Locate each line holding the string "Sydney" and copy it.

[Supplied entries]
----
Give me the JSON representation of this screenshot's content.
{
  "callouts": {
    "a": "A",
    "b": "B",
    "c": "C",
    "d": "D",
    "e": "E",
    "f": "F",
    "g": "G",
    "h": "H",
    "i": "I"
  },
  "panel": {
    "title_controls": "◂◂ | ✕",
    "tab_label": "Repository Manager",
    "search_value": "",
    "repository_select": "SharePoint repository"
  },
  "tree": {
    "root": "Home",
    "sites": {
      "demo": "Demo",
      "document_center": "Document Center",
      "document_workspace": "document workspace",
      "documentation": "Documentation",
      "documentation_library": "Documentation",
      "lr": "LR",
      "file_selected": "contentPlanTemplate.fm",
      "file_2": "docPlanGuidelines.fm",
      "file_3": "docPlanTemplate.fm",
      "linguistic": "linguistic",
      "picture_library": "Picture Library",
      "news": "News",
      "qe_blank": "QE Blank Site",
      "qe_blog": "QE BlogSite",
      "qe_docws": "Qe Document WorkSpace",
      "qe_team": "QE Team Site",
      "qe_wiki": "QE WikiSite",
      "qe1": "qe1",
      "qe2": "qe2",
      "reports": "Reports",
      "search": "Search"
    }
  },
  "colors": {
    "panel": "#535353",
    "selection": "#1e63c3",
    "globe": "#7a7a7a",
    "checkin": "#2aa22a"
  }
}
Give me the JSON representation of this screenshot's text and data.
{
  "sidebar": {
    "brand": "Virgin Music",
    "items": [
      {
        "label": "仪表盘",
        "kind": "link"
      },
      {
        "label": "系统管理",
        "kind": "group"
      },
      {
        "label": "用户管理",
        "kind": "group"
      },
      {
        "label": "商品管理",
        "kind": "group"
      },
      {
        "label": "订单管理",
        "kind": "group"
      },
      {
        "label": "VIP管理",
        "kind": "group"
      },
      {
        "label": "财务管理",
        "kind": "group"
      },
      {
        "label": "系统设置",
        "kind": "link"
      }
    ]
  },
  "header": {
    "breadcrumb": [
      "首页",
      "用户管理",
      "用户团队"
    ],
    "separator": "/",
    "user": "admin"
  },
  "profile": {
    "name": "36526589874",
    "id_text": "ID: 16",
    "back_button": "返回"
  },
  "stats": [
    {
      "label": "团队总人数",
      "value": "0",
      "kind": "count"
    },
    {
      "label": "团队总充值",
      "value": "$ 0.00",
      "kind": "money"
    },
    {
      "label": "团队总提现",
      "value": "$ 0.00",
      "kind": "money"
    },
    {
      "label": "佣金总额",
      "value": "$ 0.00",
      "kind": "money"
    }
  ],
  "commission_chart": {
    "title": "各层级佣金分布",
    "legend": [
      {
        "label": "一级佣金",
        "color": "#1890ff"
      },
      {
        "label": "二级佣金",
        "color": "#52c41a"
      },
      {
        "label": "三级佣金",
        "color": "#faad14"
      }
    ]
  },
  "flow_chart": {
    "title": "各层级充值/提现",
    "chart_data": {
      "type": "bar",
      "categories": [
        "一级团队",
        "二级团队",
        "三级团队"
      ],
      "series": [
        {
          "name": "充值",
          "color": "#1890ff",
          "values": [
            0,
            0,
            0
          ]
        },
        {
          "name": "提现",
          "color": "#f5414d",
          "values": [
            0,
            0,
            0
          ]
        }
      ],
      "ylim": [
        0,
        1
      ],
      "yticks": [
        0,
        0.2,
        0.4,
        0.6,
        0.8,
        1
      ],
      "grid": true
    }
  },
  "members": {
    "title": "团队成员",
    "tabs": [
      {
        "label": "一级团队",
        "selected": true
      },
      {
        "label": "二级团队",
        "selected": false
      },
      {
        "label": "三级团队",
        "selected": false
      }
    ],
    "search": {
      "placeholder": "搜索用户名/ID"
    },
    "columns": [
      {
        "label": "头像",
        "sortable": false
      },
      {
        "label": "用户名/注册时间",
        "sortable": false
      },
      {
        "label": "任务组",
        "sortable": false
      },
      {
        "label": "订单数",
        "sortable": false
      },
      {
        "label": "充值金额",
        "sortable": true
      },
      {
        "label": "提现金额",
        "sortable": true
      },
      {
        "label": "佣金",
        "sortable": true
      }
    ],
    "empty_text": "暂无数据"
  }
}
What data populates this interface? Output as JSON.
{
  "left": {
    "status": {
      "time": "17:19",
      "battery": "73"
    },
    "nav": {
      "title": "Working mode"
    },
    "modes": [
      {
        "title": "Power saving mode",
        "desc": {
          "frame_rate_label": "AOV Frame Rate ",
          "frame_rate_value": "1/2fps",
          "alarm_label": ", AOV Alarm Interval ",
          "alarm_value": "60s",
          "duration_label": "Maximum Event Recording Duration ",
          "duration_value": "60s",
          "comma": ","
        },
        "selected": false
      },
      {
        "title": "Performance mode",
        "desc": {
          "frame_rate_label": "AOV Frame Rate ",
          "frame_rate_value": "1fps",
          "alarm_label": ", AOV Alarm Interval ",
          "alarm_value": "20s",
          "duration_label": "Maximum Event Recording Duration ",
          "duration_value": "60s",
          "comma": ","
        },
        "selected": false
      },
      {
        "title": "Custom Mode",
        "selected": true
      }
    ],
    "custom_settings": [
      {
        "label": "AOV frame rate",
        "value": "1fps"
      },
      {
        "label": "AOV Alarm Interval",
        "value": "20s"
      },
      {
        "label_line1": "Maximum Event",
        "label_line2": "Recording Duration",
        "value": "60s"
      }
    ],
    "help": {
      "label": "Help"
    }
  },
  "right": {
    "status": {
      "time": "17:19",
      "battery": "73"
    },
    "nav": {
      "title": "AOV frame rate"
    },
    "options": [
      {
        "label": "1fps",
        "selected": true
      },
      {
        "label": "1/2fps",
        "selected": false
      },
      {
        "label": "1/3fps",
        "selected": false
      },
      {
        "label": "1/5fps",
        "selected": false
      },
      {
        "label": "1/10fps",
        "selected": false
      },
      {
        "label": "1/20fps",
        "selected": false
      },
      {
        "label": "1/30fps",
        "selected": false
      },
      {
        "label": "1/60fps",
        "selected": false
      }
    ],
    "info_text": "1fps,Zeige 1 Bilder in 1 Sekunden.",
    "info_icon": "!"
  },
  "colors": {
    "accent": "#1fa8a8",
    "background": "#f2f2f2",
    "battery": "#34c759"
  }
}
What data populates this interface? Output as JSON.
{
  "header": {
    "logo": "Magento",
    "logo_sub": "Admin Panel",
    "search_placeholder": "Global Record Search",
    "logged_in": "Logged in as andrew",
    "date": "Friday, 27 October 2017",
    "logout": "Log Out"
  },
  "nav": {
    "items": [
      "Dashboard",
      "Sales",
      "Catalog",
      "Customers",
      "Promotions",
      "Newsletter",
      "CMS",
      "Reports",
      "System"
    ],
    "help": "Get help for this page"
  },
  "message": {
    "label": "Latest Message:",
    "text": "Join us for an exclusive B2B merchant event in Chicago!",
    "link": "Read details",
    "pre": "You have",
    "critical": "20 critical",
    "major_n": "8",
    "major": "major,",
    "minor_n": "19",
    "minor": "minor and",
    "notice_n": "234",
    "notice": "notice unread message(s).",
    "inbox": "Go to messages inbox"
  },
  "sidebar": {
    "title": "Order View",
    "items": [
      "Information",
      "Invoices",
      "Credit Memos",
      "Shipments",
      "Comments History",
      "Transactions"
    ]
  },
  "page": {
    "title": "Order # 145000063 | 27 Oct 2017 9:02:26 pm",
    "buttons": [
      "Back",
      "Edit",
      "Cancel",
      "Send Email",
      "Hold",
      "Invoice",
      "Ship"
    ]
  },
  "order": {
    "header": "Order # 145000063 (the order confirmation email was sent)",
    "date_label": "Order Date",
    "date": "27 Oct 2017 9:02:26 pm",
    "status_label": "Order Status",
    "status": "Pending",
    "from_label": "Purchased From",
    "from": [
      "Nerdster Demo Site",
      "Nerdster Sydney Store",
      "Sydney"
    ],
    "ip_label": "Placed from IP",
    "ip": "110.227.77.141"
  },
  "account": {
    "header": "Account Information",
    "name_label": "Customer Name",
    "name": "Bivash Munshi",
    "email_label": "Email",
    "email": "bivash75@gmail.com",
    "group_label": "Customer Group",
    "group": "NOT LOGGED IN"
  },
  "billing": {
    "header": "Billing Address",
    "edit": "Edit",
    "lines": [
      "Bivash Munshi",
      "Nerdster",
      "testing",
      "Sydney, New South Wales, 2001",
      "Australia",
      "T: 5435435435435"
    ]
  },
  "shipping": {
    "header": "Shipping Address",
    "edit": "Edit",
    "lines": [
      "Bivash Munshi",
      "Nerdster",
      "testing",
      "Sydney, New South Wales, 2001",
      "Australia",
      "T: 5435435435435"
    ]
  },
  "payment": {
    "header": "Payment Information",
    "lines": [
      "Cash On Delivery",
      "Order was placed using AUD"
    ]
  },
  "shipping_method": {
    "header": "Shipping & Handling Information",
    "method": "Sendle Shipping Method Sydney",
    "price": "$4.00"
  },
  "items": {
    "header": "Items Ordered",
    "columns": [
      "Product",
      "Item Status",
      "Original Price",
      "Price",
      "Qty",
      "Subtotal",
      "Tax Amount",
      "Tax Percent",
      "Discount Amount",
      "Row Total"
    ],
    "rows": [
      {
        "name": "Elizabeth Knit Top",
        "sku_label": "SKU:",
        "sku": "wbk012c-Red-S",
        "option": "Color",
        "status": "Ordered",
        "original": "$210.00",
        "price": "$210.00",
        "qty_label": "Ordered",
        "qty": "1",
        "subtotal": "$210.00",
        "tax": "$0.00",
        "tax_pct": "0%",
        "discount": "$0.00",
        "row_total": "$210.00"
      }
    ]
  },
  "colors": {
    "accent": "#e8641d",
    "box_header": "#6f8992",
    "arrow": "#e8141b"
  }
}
----
[Written solution]
      "Nerdster Sydney Store",
      "Sydney"
      "Sydney, New South Wales, 2001",
      "Sydney, New South Wales, 2001",
    "method": "Sendle Shipping Method Sydney",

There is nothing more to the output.